- _TASK_
Reproduce all of the records exactly.

- _EXCERPTED DATA_
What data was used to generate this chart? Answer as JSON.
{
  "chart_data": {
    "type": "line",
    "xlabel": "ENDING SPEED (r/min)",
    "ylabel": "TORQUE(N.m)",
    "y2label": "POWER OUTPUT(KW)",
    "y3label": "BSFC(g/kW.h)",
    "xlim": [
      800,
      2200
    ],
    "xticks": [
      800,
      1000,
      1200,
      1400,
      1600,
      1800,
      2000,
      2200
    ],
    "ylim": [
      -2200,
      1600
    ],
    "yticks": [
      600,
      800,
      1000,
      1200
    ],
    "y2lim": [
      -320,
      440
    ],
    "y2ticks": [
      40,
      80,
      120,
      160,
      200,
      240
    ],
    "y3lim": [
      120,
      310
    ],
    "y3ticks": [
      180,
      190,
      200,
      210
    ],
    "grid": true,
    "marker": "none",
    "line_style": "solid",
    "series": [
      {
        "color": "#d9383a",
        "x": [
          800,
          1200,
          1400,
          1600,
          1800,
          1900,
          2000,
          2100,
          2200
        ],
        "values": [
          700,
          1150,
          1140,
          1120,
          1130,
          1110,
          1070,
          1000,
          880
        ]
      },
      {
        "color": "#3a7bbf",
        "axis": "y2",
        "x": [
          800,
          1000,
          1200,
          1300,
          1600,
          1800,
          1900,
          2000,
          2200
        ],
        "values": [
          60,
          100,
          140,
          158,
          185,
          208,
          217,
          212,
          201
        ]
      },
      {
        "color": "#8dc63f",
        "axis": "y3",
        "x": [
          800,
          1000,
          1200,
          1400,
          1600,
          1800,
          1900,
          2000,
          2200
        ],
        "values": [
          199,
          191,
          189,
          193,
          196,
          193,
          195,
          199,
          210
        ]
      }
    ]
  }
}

- _RESULT FOR THIS TASK_
What data was used to generate this chart? Answer as JSON.
{
  "chart_data": {
    "type": "line",
    "xlabel": "ENDING SPEED (r/min)",
    "ylabel": "TORQUE(N.m)",
    "y2label": "POWER OUTPUT(KW)",
    "y3label": "BSFC(g/kW.h)",
    "xlim": [
      800,
      2200
    ],
    "xticks": [
      800,
      1000,
      1200,
      1400,
      1600,
      1800,
      2000,
      2200
    ],
    "ylim": [
      -2200,
      1600
    ],
    "yticks": [
      600,
      800,
      1000,
      1200
    ],
    "y2lim": [
      -320,
      440
    ],
    "y2ticks": [
      40,
      80,
      120,
      160,
      200,
      240
    ],
    "y3lim": [
      120,
      310
    ],
    "y3ticks": [
      180,
      190,
      200,
      210
    ],
    "grid": true,
    "marker": "none",
    "line_style": "solid",
    "series": [
      {
        "color": "#d9383a",
        "x": [
          800,
          1200,
          1400,
          1600,
          1800,
          1900,
          2000,
          2100,
          2200
        ],
        "values": [
          700,
          1150,
          1140,
          1120,
          1130,
          1110,
          1070,
          1000,
          880
        ]
      },
      {
        "color": "#3a7bbf",
        "axis": "y2",
        "x": [
          800,
          1000,
          1200,
          1300,
          1600,
          1800,
          1900,
          2000,
          2200
        ],
        "values": [
          60,
          100,
          140,
          158,
          185,
          208,
          217,
          212,
          201
        ]
      },
      {
        "color": "#8dc63f",
        "axis": "y3",
        "x": [
          800,
          1000,
          1200,
          1400,
          1600,
          1800,
          1900,
          2000,
          2200
        ],
        "values": [
          199,
          191,
          189,
          193,
          196,
          193,
          195,
          199,
          210
        ]
      }
    ]
  }
}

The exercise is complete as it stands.